Dataset rows

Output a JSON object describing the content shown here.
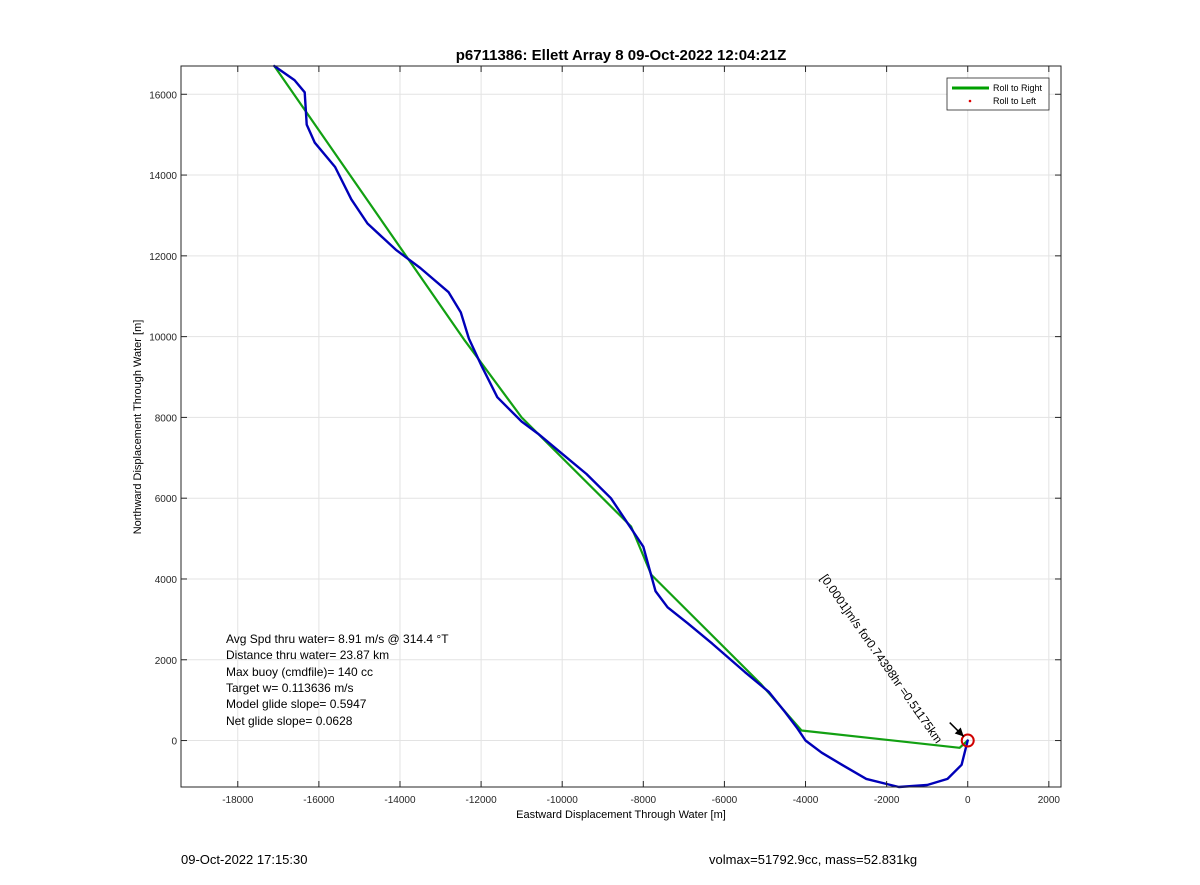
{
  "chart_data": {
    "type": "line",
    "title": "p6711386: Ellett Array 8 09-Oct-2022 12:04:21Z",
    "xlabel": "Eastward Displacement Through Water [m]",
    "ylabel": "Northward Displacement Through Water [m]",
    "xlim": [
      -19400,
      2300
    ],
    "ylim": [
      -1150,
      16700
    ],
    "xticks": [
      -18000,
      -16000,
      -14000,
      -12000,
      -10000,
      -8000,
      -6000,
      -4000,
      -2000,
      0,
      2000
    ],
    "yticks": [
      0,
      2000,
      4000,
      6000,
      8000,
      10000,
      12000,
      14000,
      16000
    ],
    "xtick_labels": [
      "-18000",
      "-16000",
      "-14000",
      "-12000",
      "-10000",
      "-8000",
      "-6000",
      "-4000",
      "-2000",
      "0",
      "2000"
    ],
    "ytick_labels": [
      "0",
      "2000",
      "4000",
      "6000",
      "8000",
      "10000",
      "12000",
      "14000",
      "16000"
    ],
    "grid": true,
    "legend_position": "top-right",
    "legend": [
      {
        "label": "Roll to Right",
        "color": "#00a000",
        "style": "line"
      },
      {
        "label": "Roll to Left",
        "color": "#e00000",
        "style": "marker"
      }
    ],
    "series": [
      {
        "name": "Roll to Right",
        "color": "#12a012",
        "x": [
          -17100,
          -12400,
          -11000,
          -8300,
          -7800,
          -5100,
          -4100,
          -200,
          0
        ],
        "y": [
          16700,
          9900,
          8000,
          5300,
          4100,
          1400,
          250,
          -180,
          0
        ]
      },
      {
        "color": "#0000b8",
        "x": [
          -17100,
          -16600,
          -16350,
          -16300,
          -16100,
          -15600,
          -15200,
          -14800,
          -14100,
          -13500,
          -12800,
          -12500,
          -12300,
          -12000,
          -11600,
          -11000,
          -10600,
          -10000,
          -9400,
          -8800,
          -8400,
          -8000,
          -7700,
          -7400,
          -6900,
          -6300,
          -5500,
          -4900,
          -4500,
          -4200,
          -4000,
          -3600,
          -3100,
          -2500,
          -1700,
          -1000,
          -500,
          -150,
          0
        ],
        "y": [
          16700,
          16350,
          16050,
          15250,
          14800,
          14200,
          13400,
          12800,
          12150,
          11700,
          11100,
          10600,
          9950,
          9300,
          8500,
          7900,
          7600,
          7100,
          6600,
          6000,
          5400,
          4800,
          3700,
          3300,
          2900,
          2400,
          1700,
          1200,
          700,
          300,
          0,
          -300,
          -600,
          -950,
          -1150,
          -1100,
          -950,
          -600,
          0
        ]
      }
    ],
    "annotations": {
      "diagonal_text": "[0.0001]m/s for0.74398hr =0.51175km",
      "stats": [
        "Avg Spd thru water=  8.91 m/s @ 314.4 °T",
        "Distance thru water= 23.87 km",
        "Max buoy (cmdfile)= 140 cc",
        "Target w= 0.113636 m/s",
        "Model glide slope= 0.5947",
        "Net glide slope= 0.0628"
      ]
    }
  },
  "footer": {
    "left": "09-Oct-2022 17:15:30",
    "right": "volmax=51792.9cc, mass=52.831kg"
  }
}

§ YOUR TASK: All of the material above should be reproduced exactly, except the pictures.

§ FULL ANSWER:
Output a JSON object describing the content shown here.
{
  "chart_data": {
    "type": "line",
    "title": "p6711386: Ellett Array 8 09-Oct-2022 12:04:21Z",
    "xlabel": "Eastward Displacement Through Water [m]",
    "ylabel": "Northward Displacement Through Water [m]",
    "xlim": [
      -19400,
      2300
    ],
    "ylim": [
      -1150,
      16700
    ],
    "xticks": [
      -18000,
      -16000,
      -14000,
      -12000,
      -10000,
      -8000,
      -6000,
      -4000,
      -2000,
      0,
      2000
    ],
    "yticks": [
      0,
      2000,
      4000,
      6000,
      8000,
      10000,
      12000,
      14000,
      16000
    ],
    "xtick_labels": [
      "-18000",
      "-16000",
      "-14000",
      "-12000",
      "-10000",
      "-8000",
      "-6000",
      "-4000",
      "-2000",
      "0",
      "2000"
    ],
    "ytick_labels": [
      "0",
      "2000",
      "4000",
      "6000",
      "8000",
      "10000",
      "12000",
      "14000",
      "16000"
    ],
    "grid": true,
    "legend_position": "top-right",
    "legend": [
      {
        "label": "Roll to Right",
        "color": "#00a000",
        "style": "line"
      },
      {
        "label": "Roll to Left",
        "color": "#e00000",
        "style": "marker"
      }
    ],
    "series": [
      {
        "name": "Roll to Right",
        "color": "#12a012",
        "x": [
          -17100,
          -12400,
          -11000,
          -8300,
          -7800,
          -5100,
          -4100,
          -200,
          0
        ],
        "y": [
          16700,
          9900,
          8000,
          5300,
          4100,
          1400,
          250,
          -180,
          0
        ]
      },
      {
        "color": "#0000b8",
        "x": [
          -17100,
          -16600,
          -16350,
          -16300,
          -16100,
          -15600,
          -15200,
          -14800,
          -14100,
          -13500,
          -12800,
          -12500,
          -12300,
          -12000,
          -11600,
          -11000,
          -10600,
          -10000,
          -9400,
          -8800,
          -8400,
          -8000,
          -7700,
          -7400,
          -6900,
          -6300,
          -5500,
          -4900,
          -4500,
          -4200,
          -4000,
          -3600,
          -3100,
          -2500,
          -1700,
          -1000,
          -500,
          -150,
          0
        ],
        "y": [
          16700,
          16350,
          16050,
          15250,
          14800,
          14200,
          13400,
          12800,
          12150,
          11700,
          11100,
          10600,
          9950,
          9300,
          8500,
          7900,
          7600,
          7100,
          6600,
          6000,
          5400,
          4800,
          3700,
          3300,
          2900,
          2400,
          1700,
          1200,
          700,
          300,
          0,
          -300,
          -600,
          -950,
          -1150,
          -1100,
          -950,
          -600,
          0
        ]
      }
    ],
    "annotations": {
      "diagonal_text": "[0.0001]m/s for0.74398hr =0.51175km",
      "stats": [
        "Avg Spd thru water=  8.91 m/s @ 314.4 °T",
        "Distance thru water= 23.87 km",
        "Max buoy (cmdfile)= 140 cc",
        "Target w= 0.113636 m/s",
        "Model glide slope= 0.5947",
        "Net glide slope= 0.0628"
      ]
    }
  },
  "footer": {
    "left": "09-Oct-2022 17:15:30",
    "right": "volmax=51792.9cc, mass=52.831kg"
  }
}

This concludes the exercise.